Please lay out the lines of every item below as a JSON list of strings, one string per line and no blank lines, with the pictures left out.

Stored records:
----------------------------------------

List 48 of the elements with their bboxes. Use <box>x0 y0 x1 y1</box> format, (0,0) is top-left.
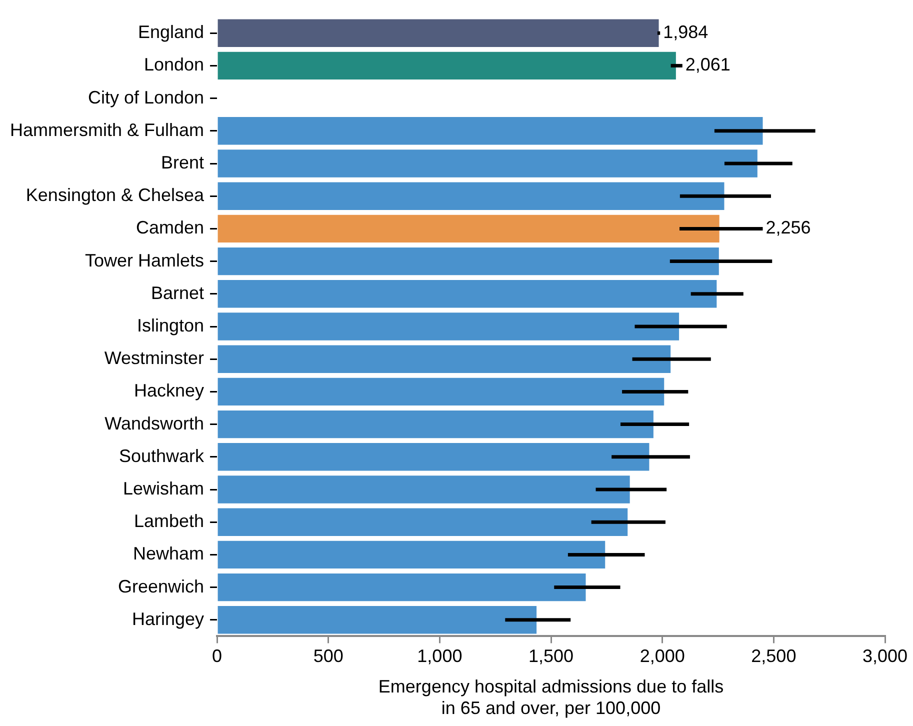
y-tick-label: Westminster <box>104 348 204 368</box>
y-tick-label: Lewisham <box>122 478 204 498</box>
bar <box>218 443 650 471</box>
y-tick-label: City of London <box>88 87 204 108</box>
bar <box>218 52 676 80</box>
data-label: 2,256 <box>766 218 811 238</box>
x-tick-label: 1,000 <box>417 646 462 666</box>
bar <box>218 19 659 47</box>
y-tick-label: Tower Hamlets <box>85 250 204 270</box>
bar <box>218 117 763 145</box>
y-tick-label: Wandsworth <box>104 413 204 434</box>
x-tick-label: 1,500 <box>528 646 574 666</box>
bar <box>218 182 724 210</box>
x-tick-label: 3,000 <box>862 646 908 666</box>
y-tick-label: Lambeth <box>134 511 204 532</box>
bar <box>218 410 654 438</box>
y-tick-label: England <box>138 22 204 42</box>
y-tick-label: Greenwich <box>118 576 204 596</box>
x-tick-label: 500 <box>313 646 344 666</box>
x-axis-title: Emergency hospital admissions due to falls in 65 and over, per 100,000 <box>378 676 724 718</box>
bar <box>218 476 630 504</box>
bar <box>218 150 758 178</box>
x-tick-label: 2,000 <box>640 646 685 666</box>
bar <box>218 573 586 602</box>
y-tick-label: Kensington & Chelsea <box>26 185 206 206</box>
y-tick-label: Newham <box>133 544 204 564</box>
y-tick-label: Haringey <box>132 608 204 629</box>
bar <box>218 378 664 406</box>
bar <box>218 345 671 373</box>
bar <box>218 540 606 569</box>
y-tick-label: Hackney <box>134 380 204 401</box>
y-tick-label: Islington <box>136 315 204 336</box>
bar <box>218 214 720 243</box>
bar <box>218 508 628 536</box>
y-tick-label: Hammersmith & Fulham <box>10 120 204 140</box>
y-tick-label: London <box>144 54 204 75</box>
bar <box>218 280 717 308</box>
bar <box>218 606 537 634</box>
bar <box>218 247 719 276</box>
y-tick-label: Camden <box>136 218 204 238</box>
y-tick-label: Southwark <box>118 446 206 466</box>
data-label: 2,061 <box>685 54 730 75</box>
y-tick-label: Brent <box>161 152 204 172</box>
y-tick-label: Barnet <box>150 282 204 303</box>
x-tick-label: 0 <box>212 646 222 666</box>
bar <box>218 312 680 340</box>
x-tick-label: 2,500 <box>751 646 796 666</box>
data-label: 1,984 <box>663 22 708 42</box>
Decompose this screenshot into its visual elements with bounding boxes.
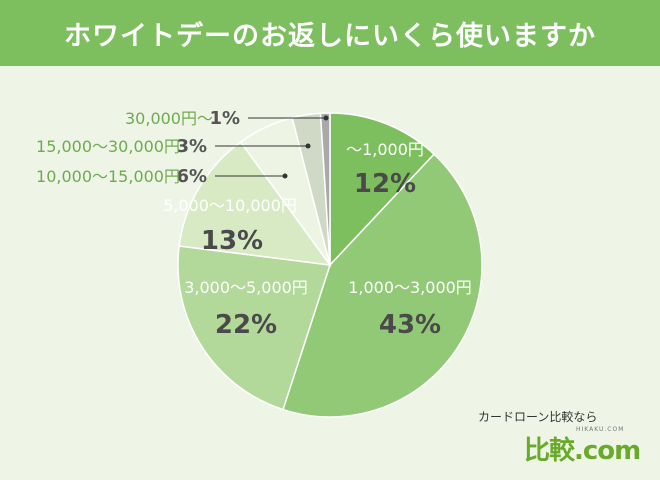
slice-pct-1: 43%	[379, 310, 441, 340]
brand-tagline: カードローン比較なら	[478, 410, 598, 424]
slice-label-3: 5,000〜10,000円	[163, 196, 297, 215]
slice-pct-5: 3%	[176, 136, 207, 157]
slice-pct-6: 1%	[209, 108, 240, 129]
pie-slice-1	[282, 153, 483, 418]
pie-slice-3	[178, 140, 332, 266]
brand-logo-block: カードローン比較なら HIKAKU.COM 比較.com	[478, 408, 641, 468]
page-title: ホワイトデーのお返しにいくら使いますか	[64, 20, 596, 52]
brand-logo: 比較.com	[524, 436, 641, 466]
pie-slice-0	[329, 112, 436, 267]
slice-pct-3: 13%	[201, 226, 263, 256]
slice-label-0: 〜1,000円	[346, 140, 424, 159]
slice-pct-2: 22%	[215, 310, 277, 340]
slice-label-1: 1,000〜3,000円	[348, 278, 472, 297]
slice-label-4: 10,000〜15,000円	[36, 167, 180, 186]
pie-slice-2	[177, 245, 331, 411]
leader-dot-4	[282, 173, 288, 179]
header-banner: ホワイトデーのお返しにいくら使いますか	[0, 0, 660, 66]
leader-dot-5	[305, 143, 311, 149]
slice-label-5: 15,000〜30,000円	[36, 137, 180, 156]
brand-sub: HIKAKU.COM	[576, 426, 625, 433]
pie-slice-6	[319, 112, 331, 266]
slice-pct-4: 6%	[176, 166, 207, 187]
leader-dot-6	[323, 115, 329, 121]
slice-label-2: 3,000〜5,000円	[184, 278, 308, 297]
slice-pct-0: 12%	[354, 169, 416, 199]
slice-label-6: 30,000円〜	[125, 109, 213, 128]
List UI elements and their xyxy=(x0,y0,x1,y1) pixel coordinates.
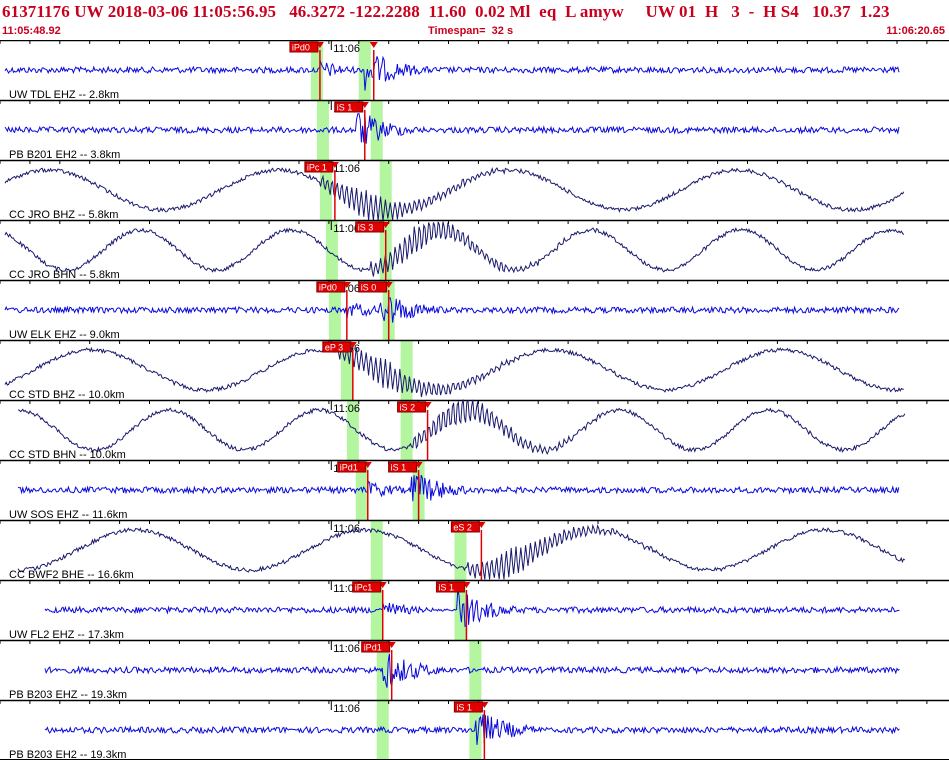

----------------------------------------

## RESPONSE
[
  "List 48 of the elements with their bboxes. Use <box>x0 y0 x1 y1</box> format, (0,0) is top-left.",
  "y-tick-label: Westminster <box>104 348 204 368</box>",
  "y-tick-label: Lewisham <box>122 478 204 498</box>",
  "bar <box>218 443 650 471</box>",
  "y-tick-label: City of London <box>88 87 204 108</box>",
  "bar <box>218 52 676 80</box>",
  "data-label: 2,256 <box>766 218 811 238</box>",
  "x-tick-label: 1,000 <box>417 646 462 666</box>",
  "bar <box>218 19 659 47</box>",
  "y-tick-label: Tower Hamlets <box>85 250 204 270</box>",
  "bar <box>218 117 763 145</box>",
  "y-tick-label: Wandsworth <box>104 413 204 434</box>",
  "x-tick-label: 1,500 <box>528 646 574 666</box>",
  "bar <box>218 182 724 210</box>",
  "x-tick-label: 3,000 <box>862 646 908 666</box>",
  "y-tick-label: Lambeth <box>134 511 204 532</box>",
  "bar <box>218 410 654 438</box>",
  "y-tick-label: England <box>138 22 204 42</box>",
  "y-tick-label: Greenwich <box>118 576 204 596</box>",
  "x-tick-label: 500 <box>313 646 344 666</box>",
  "x-axis-title: Emergency hospital admissions due to falls in 65 and over, per 100,000 <box>378 676 724 718</box>",
  "bar <box>218 476 630 504</box>",
  "bar <box>218 150 758 178</box>",
  "x-tick-label: 2,000 <box>640 646 685 666</box>",
  "bar <box>218 573 586 602</box>",
  "y-tick-label: Kensington & Chelsea <box>26 185 206 206</box>",
  "y-tick-label: Newham <box>133 544 204 564</box>",
  "y-tick-label: Haringey <box>132 608 204 629</box>",
  "bar <box>218 378 664 406</box>",
  "bar <box>218 345 671 373</box>",
  "bar <box>218 540 606 569</box>",
  "y-tick-label: Hackney <box>134 380 204 401</box>",
  "y-tick-label: Islington <box>136 315 204 336</box>",
  "bar <box>218 214 720 243</box>",
  "bar <box>218 508 628 536</box>",
  "y-tick-label: Hammersmith & Fulham <box>10 120 204 140</box>",
  "y-tick-label: London <box>144 54 204 75</box>",
  "bar <box>218 280 717 308</box>",
  "bar <box>218 606 537 634</box>",
  "bar <box>218 247 719 276</box>",
  "y-tick-label: Camden <box>136 218 204 238</box>",
  "y-tick-label: Southwark <box>118 446 206 466</box>",
  "data-label: 2,061 <box>685 54 730 75</box>",
  "y-tick-label: Brent <box>161 152 204 172</box>",
  "y-tick-label: Barnet <box>150 282 204 303</box>",
  "x-tick-label: 0 <box>212 646 222 666</box>",
  "bar <box>218 312 680 340</box>",
  "x-tick-label: 2,500 <box>751 646 796 666</box>",
  "data-label: 1,984 <box>663 22 708 42</box>",
  "Decompose this screenshot into its visual elements with bounding boxes.",
  "slice-pct-1: 43%\t[379, 310, 441, 340]",
  "brand-tagline: カードローン比較なら\t[478, 410, 598, 424]",
  "slice-label-3: 5,000〜10,000円\t[163, 196, 297, 215]",
  "slice-pct-5: 3%\t[176, 136, 207, 157]",
  "slice-pct-6: 1%\t[209, 108, 240, 129]",
  "pie-slice-1\t[282, 153, 483, 418]",
  "pie-slice-3\t[178, 140, 332, 266]",
  "brand-logo-block: カードローン比較なら HIKAKU.COM 比較.com\t[478, 408, 641, 468]",
  "page-title: ホワイトデーのお返しにいくら使いますか\t[64, 20, 596, 52]",
  "brand-logo: 比較.com\t[524, 436, 641, 466]",
  "pie-slice-0\t[329, 112, 436, 267]",
  "slice-pct-3: 13%\t[201, 226, 263, 256]",
  "slice-label-0: 〜1,000円\t[346, 140, 424, 159]",
  "slice-pct-2: 22%\t[215, 310, 277, 340]",
  "slice-label-1: 1,000〜3,000円\t[348, 278, 472, 297]",
  "slice-label-4: 10,000〜15,000円\t[36, 167, 180, 186]",
  "pie-slice-2\t[177, 245, 331, 411]",
  "leader-dot-4\t[282, 173, 288, 179]",
  "header-banner: ホワイトデーのお返しにいくら使いますか\t[0, 0, 660, 66]",
  "leader-dot-5\t[305, 143, 311, 149]",
  "slice-label-5: 15,000〜30,000円\t[36, 137, 180, 156]",
  "brand-sub: HIKAKU.COM\t[576, 426, 625, 433]",
  "pie-slice-6\t[319, 112, 331, 266]",
  "slice-pct-4: 6%\t[176, 166, 207, 187]",
  "leader-dot-6\t[323, 115, 329, 121]",
  "slice-label-2: 3,000〜5,000円\t[184, 278, 308, 297]",
  "slice-pct-0: 12%\t[354, 169, 416, 199]",
  "slice-label-6: 30,000円〜\t[125, 109, 213, 128]",
  "List UI elements and their xyxy=(x0,y0,x1,y1) pixel coordinates."
]